>> Begin RECORDS

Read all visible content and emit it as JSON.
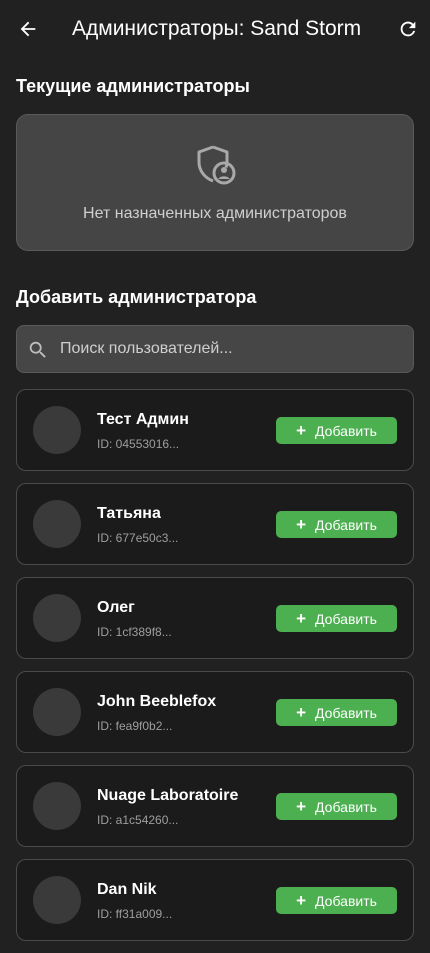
{
  "header": {
    "title": "Администраторы: Sand Storm",
    "back_icon": "arrow-back-icon",
    "refresh_icon": "refresh-icon"
  },
  "current_admins": {
    "title": "Текущие администраторы",
    "empty_icon": "admin-shield-icon",
    "empty_message": "Нет назначенных администраторов"
  },
  "add_admin": {
    "title": "Добавить администратора",
    "search_placeholder": "Поиск пользователей...",
    "search_value": "",
    "add_label": "Добавить",
    "users": [
      {
        "name": "Тест Админ",
        "id": "ID: 04553016..."
      },
      {
        "name": "Татьяна",
        "id": "ID: 677e50c3..."
      },
      {
        "name": "Олег",
        "id": "ID: 1cf389f8..."
      },
      {
        "name": "John Beeblefox",
        "id": "ID: fea9f0b2..."
      },
      {
        "name": "Nuage Laboratoire",
        "id": "ID: a1c54260..."
      },
      {
        "name": "Dan Nik",
        "id": "ID: ff31a009..."
      }
    ]
  },
  "colors": {
    "background": "#212121",
    "accent_green": "#4caf50",
    "card_empty": "#454545"
  }
}
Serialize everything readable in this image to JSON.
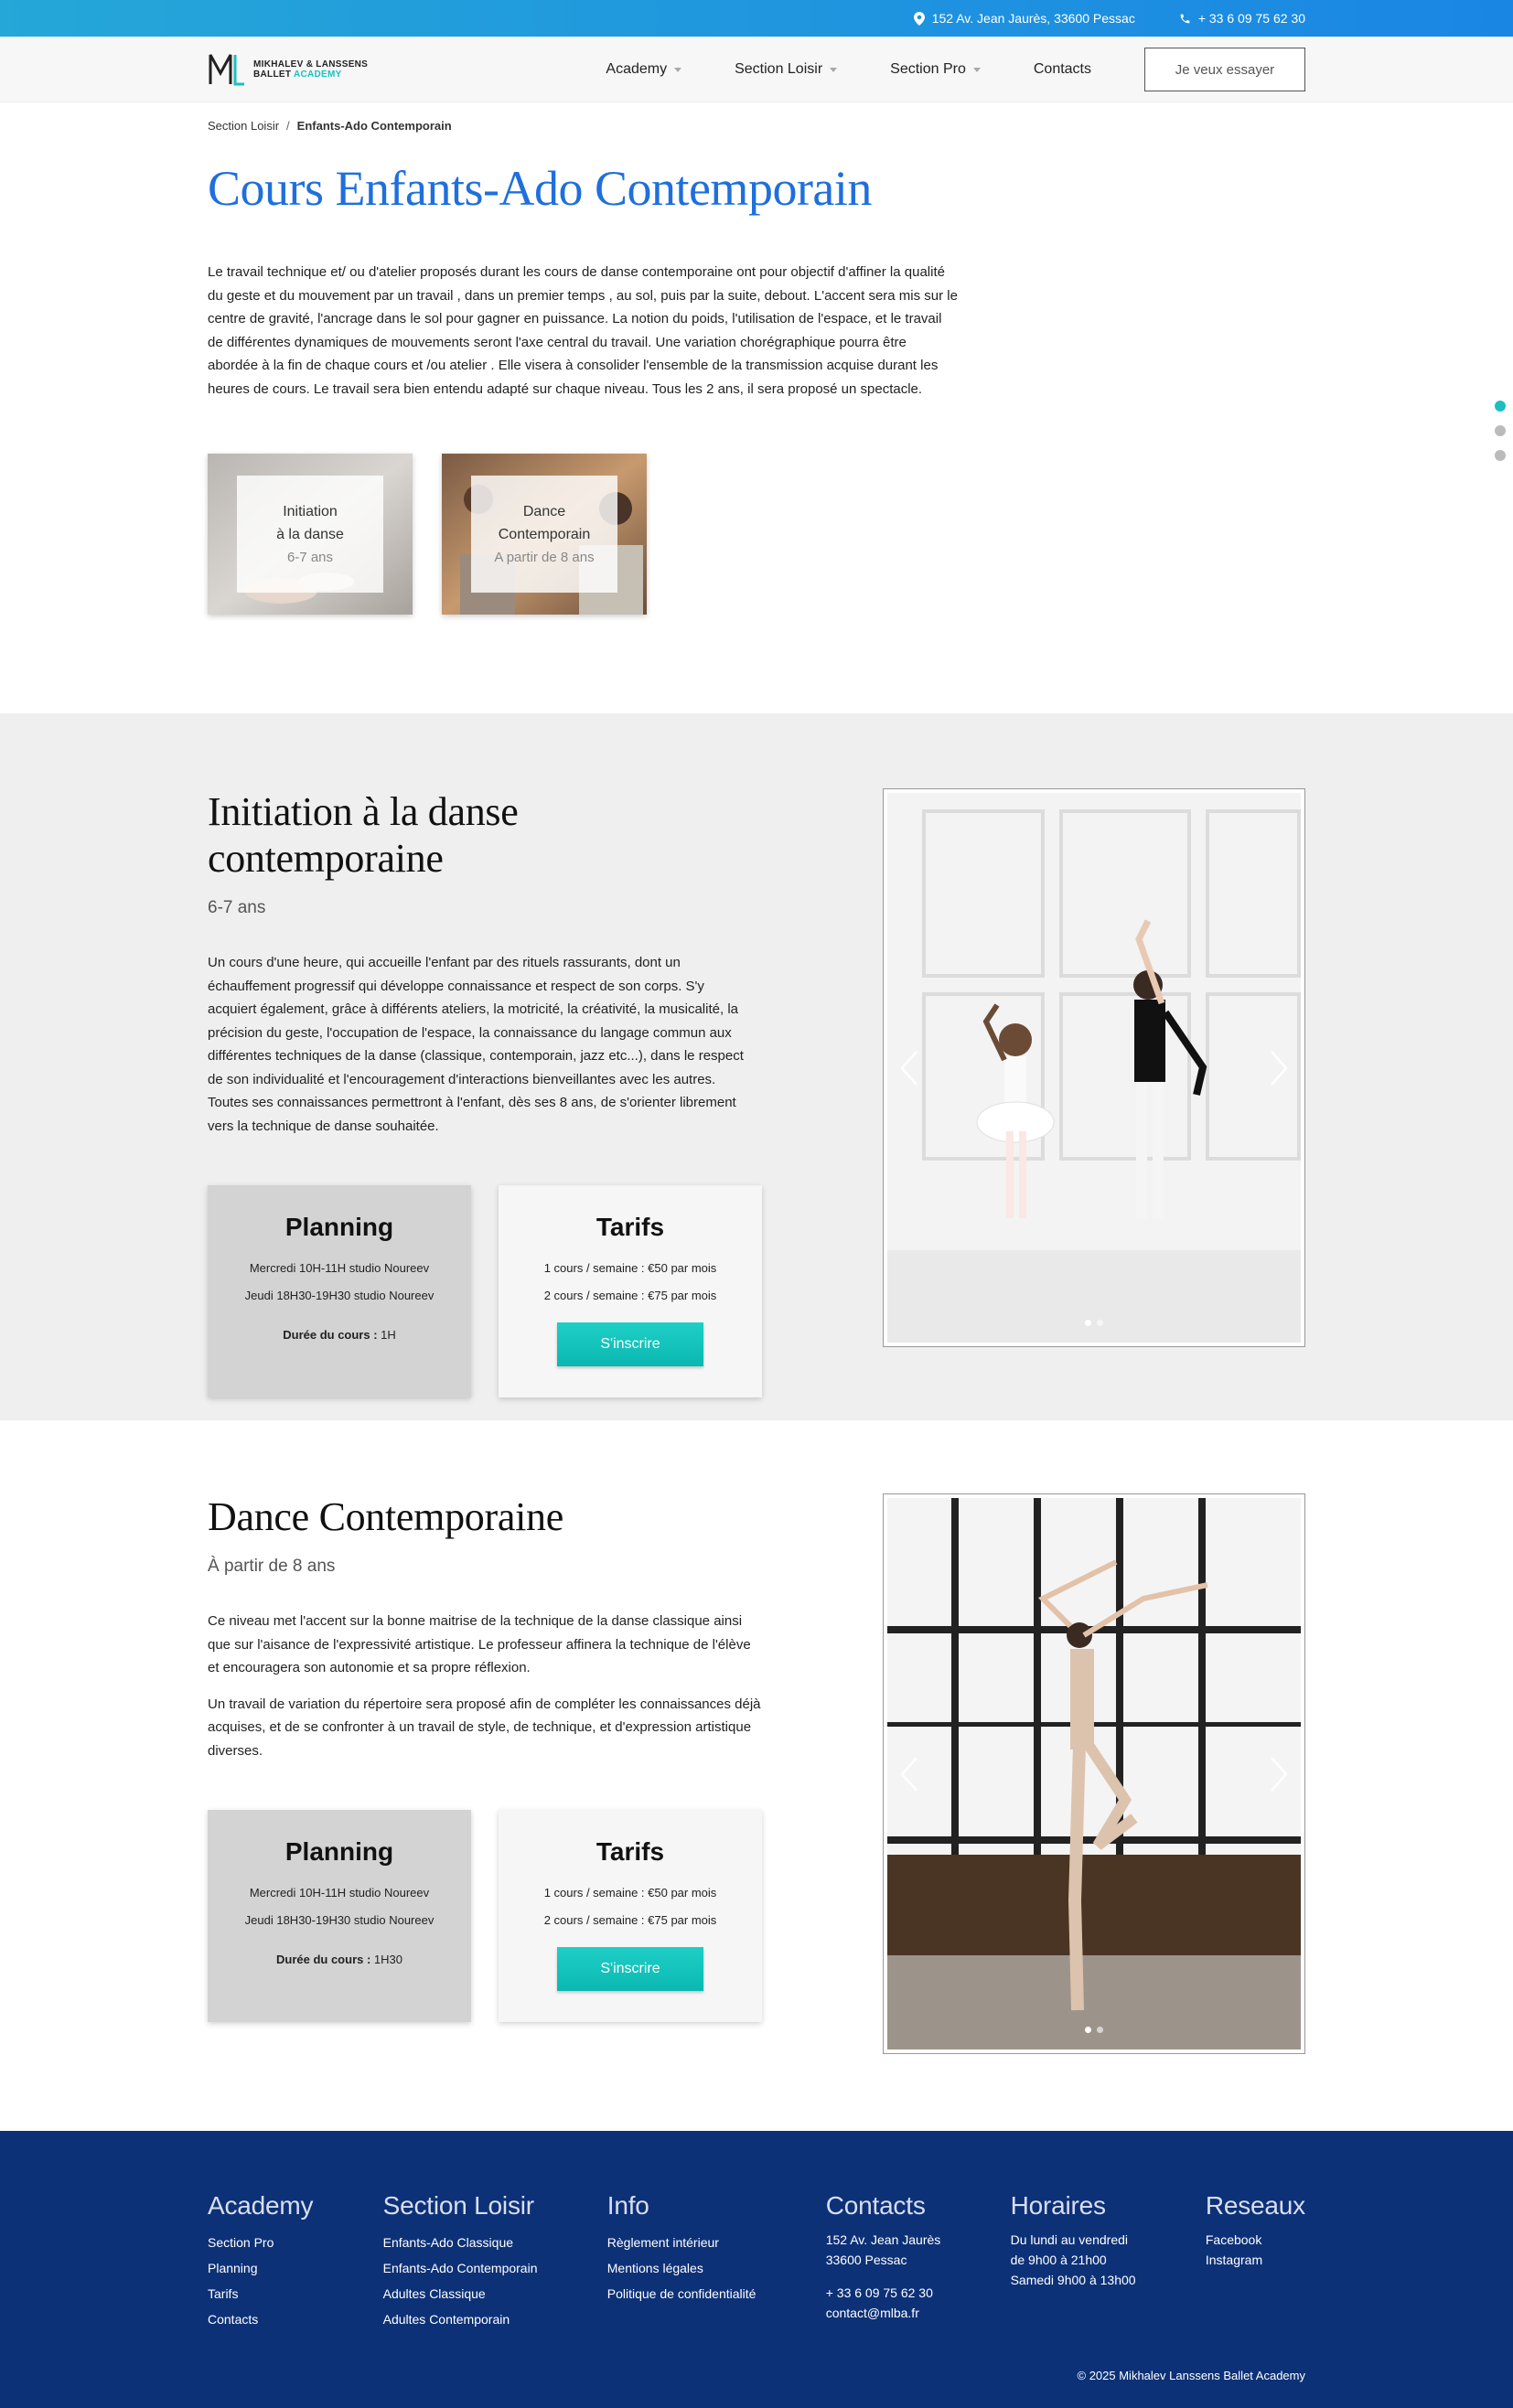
{
  "topbar": {
    "address": "152 Av. Jean Jaurès, 33600 Pessac",
    "phone": "+ 33 6 09 75 62 30"
  },
  "header": {
    "logo_line1": "MIKHALEV & LANSSENS",
    "logo_line2a": "BALLET",
    "logo_line2b": "ACADEMY",
    "nav": [
      {
        "label": "Academy",
        "dropdown": true
      },
      {
        "label": "Section Loisir",
        "dropdown": true
      },
      {
        "label": "Section Pro",
        "dropdown": true
      },
      {
        "label": "Contacts",
        "dropdown": false
      }
    ],
    "cta": "Je veux essayer"
  },
  "breadcrumb": {
    "parent": "Section Loisir",
    "separator": "/",
    "current": "Enfants-Ado Contemporain"
  },
  "intro": {
    "title": "Cours Enfants-Ado Contemporain",
    "text": "Le travail technique et/ ou d'atelier proposés durant les cours de danse contemporaine ont pour objectif d'affiner la qualité du geste et du mouvement par un travail , dans un premier temps , au sol, puis par la suite, debout. L'accent sera mis sur le centre de gravité, l'ancrage dans le sol pour gagner en puissance. La notion du poids, l'utilisation de l'espace, et le travail de différentes dynamiques de mouvements seront l'axe central du travail. Une variation chorégraphique pourra être abordée à la fin de chaque cours et /ou atelier . Elle visera à consolider l'ensemble de la transmission acquise durant les heures de cours. Le travail sera bien entendu adapté sur chaque niveau. Tous les 2 ans, il sera proposé un spectacle.",
    "cards": [
      {
        "line1": "Initiation",
        "line2": "à la danse",
        "age": "6-7 ans"
      },
      {
        "line1": "Dance",
        "line2": "Contemporain",
        "age": "A partir de 8 ans"
      }
    ]
  },
  "section1": {
    "title": "Initiation à la danse contemporaine",
    "subtitle": "6-7 ans",
    "paragraphs": [
      "Un cours d'une heure, qui accueille l'enfant par des rituels rassurants, dont un échauffement progressif qui développe connaissance et respect de son corps. S'y acquiert également, grâce à différents ateliers, la motricité, la créativité, la musicalité, la précision du geste, l'occupation de l'espace, la connaissance du langage commun aux différentes techniques de la danse (classique, contemporain, jazz etc...), dans le respect de son individualité et l'encouragement d'interactions bienveillantes avec les autres. Toutes ses connaissances permettront à l'enfant, dès ses 8 ans, de s'orienter librement vers la technique de danse souhaitée."
    ],
    "planning": {
      "title": "Planning",
      "lines": [
        "Mercredi 10H-11H studio Noureev",
        "Jeudi 18H30-19H30 studio Noureev"
      ],
      "duration_label": "Durée du cours :",
      "duration_value": " 1H"
    },
    "tarifs": {
      "title": "Tarifs",
      "lines": [
        "1 cours / semaine : €50 par mois",
        "2 cours / semaine : €75 par mois"
      ],
      "button": "S'inscrire"
    }
  },
  "section2": {
    "title": "Dance Contemporaine",
    "subtitle": "À partir de 8 ans",
    "paragraphs": [
      "Ce niveau met l'accent sur la bonne maitrise de la technique de la danse classique ainsi que sur l'aisance de l'expressivité artistique. Le professeur affinera la technique de l'élève et encouragera son autonomie et sa propre réflexion.",
      "Un travail de variation du répertoire sera proposé afin de compléter les connaissances déjà acquises, et de se confronter à un travail de style, de technique, et d'expression artistique diverses."
    ],
    "planning": {
      "title": "Planning",
      "lines": [
        "Mercredi 10H-11H studio Noureev",
        "Jeudi 18H30-19H30 studio Noureev"
      ],
      "duration_label": "Durée du cours :",
      "duration_value": " 1H30"
    },
    "tarifs": {
      "title": "Tarifs",
      "lines": [
        "1 cours / semaine : €50 par mois",
        "2 cours / semaine : €75 par mois"
      ],
      "button": "S'inscrire"
    }
  },
  "footer": {
    "academy": {
      "title": "Academy",
      "links": [
        "Section Pro",
        "Planning",
        "Tarifs",
        "Contacts"
      ]
    },
    "loisir": {
      "title": "Section Loisir",
      "links": [
        "Enfants-Ado Classique",
        "Enfants-Ado Contemporain",
        "Adultes Classique",
        "Adultes Contemporain"
      ]
    },
    "info": {
      "title": "Info",
      "links": [
        "Règlement intérieur",
        "Mentions légales",
        "Politique de confidentialité"
      ]
    },
    "contacts": {
      "title": "Contacts",
      "address1": "152 Av. Jean Jaurès",
      "address2": "33600 Pessac",
      "phone": "+ 33 6 09 75 62 30",
      "email": "contact@mlba.fr"
    },
    "horaires": {
      "title": "Horaires",
      "line1": "Du lundi au vendredi",
      "line2": "de 9h00 à 21h00",
      "line3": "Samedi 9h00 à 13h00"
    },
    "reseaux": {
      "title": "Reseaux",
      "links": [
        "Facebook",
        "Instagram"
      ]
    },
    "copyright": "© 2025 Mikhalev Lanssens Ballet Academy"
  },
  "colors": {
    "accent_blue": "#1f6fdc",
    "teal": "#1bbfc1",
    "footer_bg": "#0d3177"
  }
}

>> End RECORDS

CHALLENGE —
Every line of the material is to be quoted exactly, with no pictures carried over.

SOLUTION FOR THIS TASK —
Read all visible content and emit it as JSON.
{
  "header": {
    "title": "Администраторы: Sand Storm",
    "back_icon": "arrow-back-icon",
    "refresh_icon": "refresh-icon"
  },
  "current_admins": {
    "title": "Текущие администраторы",
    "empty_icon": "admin-shield-icon",
    "empty_message": "Нет назначенных администраторов"
  },
  "add_admin": {
    "title": "Добавить администратора",
    "search_placeholder": "Поиск пользователей...",
    "search_value": "",
    "add_label": "Добавить",
    "users": [
      {
        "name": "Тест Админ",
        "id": "ID: 04553016..."
      },
      {
        "name": "Татьяна",
        "id": "ID: 677e50c3..."
      },
      {
        "name": "Олег",
        "id": "ID: 1cf389f8..."
      },
      {
        "name": "John Beeblefox",
        "id": "ID: fea9f0b2..."
      },
      {
        "name": "Nuage Laboratoire",
        "id": "ID: a1c54260..."
      },
      {
        "name": "Dan Nik",
        "id": "ID: ff31a009..."
      }
    ]
  },
  "colors": {
    "background": "#212121",
    "accent_green": "#4caf50",
    "card_empty": "#454545"
  }
}
Serialize everything readable in this image to JSON.
{
  "topbar": {
    "address": "152 Av. Jean Jaurès, 33600 Pessac",
    "phone": "+ 33 6 09 75 62 30"
  },
  "header": {
    "logo_line1": "MIKHALEV & LANSSENS",
    "logo_line2a": "BALLET",
    "logo_line2b": "ACADEMY",
    "nav": [
      {
        "label": "Academy",
        "dropdown": true
      },
      {
        "label": "Section Loisir",
        "dropdown": true
      },
      {
        "label": "Section Pro",
        "dropdown": true
      },
      {
        "label": "Contacts",
        "dropdown": false
      }
    ],
    "cta": "Je veux essayer"
  },
  "breadcrumb": {
    "parent": "Section Loisir",
    "separator": "/",
    "current": "Enfants-Ado Contemporain"
  },
  "intro": {
    "title": "Cours Enfants-Ado Contemporain",
    "text": "Le travail technique et/ ou d'atelier proposés durant les cours de danse contemporaine ont pour objectif d'affiner la qualité du geste et du mouvement par un travail , dans un premier temps , au sol, puis par la suite, debout. L'accent sera mis sur le centre de gravité, l'ancrage dans le sol pour gagner en puissance. La notion du poids, l'utilisation de l'espace, et le travail de différentes dynamiques de mouvements seront l'axe central du travail. Une variation chorégraphique pourra être abordée à la fin de chaque cours et /ou atelier . Elle visera à consolider l'ensemble de la transmission acquise durant les heures de cours. Le travail sera bien entendu adapté sur chaque niveau. Tous les 2 ans, il sera proposé un spectacle.",
    "cards": [
      {
        "line1": "Initiation",
        "line2": "à la danse",
        "age": "6-7 ans"
      },
      {
        "line1": "Dance",
        "line2": "Contemporain",
        "age": "A partir de 8 ans"
      }
    ]
  },
  "section1": {
    "title": "Initiation à la danse contemporaine",
    "subtitle": "6-7 ans",
    "paragraphs": [
      "Un cours d'une heure, qui accueille l'enfant par des rituels rassurants, dont un échauffement progressif qui développe connaissance et respect de son corps. S'y acquiert également, grâce à différents ateliers, la motricité, la créativité, la musicalité, la précision du geste, l'occupation de l'espace, la connaissance du langage commun aux différentes techniques de la danse (classique, contemporain, jazz etc...), dans le respect de son individualité et l'encouragement d'interactions bienveillantes avec les autres. Toutes ses connaissances permettront à l'enfant, dès ses 8 ans, de s'orienter librement vers la technique de danse souhaitée."
    ],
    "planning": {
      "title": "Planning",
      "lines": [
        "Mercredi 10H-11H studio Noureev",
        "Jeudi 18H30-19H30 studio Noureev"
      ],
      "duration_label": "Durée du cours :",
      "duration_value": " 1H"
    },
    "tarifs": {
      "title": "Tarifs",
      "lines": [
        "1 cours / semaine : €50 par mois",
        "2 cours / semaine : €75 par mois"
      ],
      "button": "S'inscrire"
    }
  },
  "section2": {
    "title": "Dance Contemporaine",
    "subtitle": "À partir de 8 ans",
    "paragraphs": [
      "Ce niveau met l'accent sur la bonne maitrise de la technique de la danse classique ainsi que sur l'aisance de l'expressivité artistique. Le professeur affinera la technique de l'élève et encouragera son autonomie et sa propre réflexion.",
      "Un travail de variation du répertoire sera proposé afin de compléter les connaissances déjà acquises, et de se confronter à un travail de style, de technique, et d'expression artistique diverses."
    ],
    "planning": {
      "title": "Planning",
      "lines": [
        "Mercredi 10H-11H studio Noureev",
        "Jeudi 18H30-19H30 studio Noureev"
      ],
      "duration_label": "Durée du cours :",
      "duration_value": " 1H30"
    },
    "tarifs": {
      "title": "Tarifs",
      "lines": [
        "1 cours / semaine : €50 par mois",
        "2 cours / semaine : €75 par mois"
      ],
      "button": "S'inscrire"
    }
  },
  "footer": {
    "academy": {
      "title": "Academy",
      "links": [
        "Section Pro",
        "Planning",
        "Tarifs",
        "Contacts"
      ]
    },
    "loisir": {
      "title": "Section Loisir",
      "links": [
        "Enfants-Ado Classique",
        "Enfants-Ado Contemporain",
        "Adultes Classique",
        "Adultes Contemporain"
      ]
    },
    "info": {
      "title": "Info",
      "links": [
        "Règlement intérieur",
        "Mentions légales",
        "Politique de confidentialité"
      ]
    },
    "contacts": {
      "title": "Contacts",
      "address1": "152 Av. Jean Jaurès",
      "address2": "33600 Pessac",
      "phone": "+ 33 6 09 75 62 30",
      "email": "contact@mlba.fr"
    },
    "horaires": {
      "title": "Horaires",
      "line1": "Du lundi au vendredi",
      "line2": "de 9h00 à 21h00",
      "line3": "Samedi 9h00 à 13h00"
    },
    "reseaux": {
      "title": "Reseaux",
      "links": [
        "Facebook",
        "Instagram"
      ]
    },
    "copyright": "© 2025 Mikhalev Lanssens Ballet Academy"
  },
  "colors": {
    "accent_blue": "#1f6fdc",
    "teal": "#1bbfc1",
    "footer_bg": "#0d3177"
  }
}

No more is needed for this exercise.